Start of MATERIAL

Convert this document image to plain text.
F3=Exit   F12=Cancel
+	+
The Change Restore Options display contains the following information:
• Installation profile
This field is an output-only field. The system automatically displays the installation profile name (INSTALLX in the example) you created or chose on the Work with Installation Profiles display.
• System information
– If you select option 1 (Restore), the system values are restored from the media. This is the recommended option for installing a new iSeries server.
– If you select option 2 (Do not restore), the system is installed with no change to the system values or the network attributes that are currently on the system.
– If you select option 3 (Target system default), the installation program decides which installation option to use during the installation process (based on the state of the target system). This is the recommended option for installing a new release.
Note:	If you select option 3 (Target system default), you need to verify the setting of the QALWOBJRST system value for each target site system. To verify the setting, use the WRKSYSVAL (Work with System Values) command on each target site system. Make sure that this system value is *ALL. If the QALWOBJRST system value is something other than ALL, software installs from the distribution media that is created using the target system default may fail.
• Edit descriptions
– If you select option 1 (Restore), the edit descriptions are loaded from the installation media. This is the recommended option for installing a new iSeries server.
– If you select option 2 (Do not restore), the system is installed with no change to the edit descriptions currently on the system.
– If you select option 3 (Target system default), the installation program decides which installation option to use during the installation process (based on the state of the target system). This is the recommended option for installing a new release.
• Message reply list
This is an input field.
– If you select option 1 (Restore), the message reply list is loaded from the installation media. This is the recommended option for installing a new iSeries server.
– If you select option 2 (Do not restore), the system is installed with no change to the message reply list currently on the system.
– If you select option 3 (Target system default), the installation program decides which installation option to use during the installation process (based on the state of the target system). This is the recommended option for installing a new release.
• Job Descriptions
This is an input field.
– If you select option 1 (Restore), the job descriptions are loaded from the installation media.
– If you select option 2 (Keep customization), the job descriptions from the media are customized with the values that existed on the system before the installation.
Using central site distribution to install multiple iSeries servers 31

End of MATERIAL

→ **WRITTEN TASK**:
Where a line of the data holds "installed", show that line.

→ **EXERCISE ANSWER**:
– If you select option 2 (Do not restore), the system is installed with no change to the system values or the network attributes that are currently on the system.
– If you select option 2 (Do not restore), the system is installed with no change to the edit descriptions currently on the system.
– If you select option 2 (Do not restore), the system is installed with no change to the message reply list currently on the system.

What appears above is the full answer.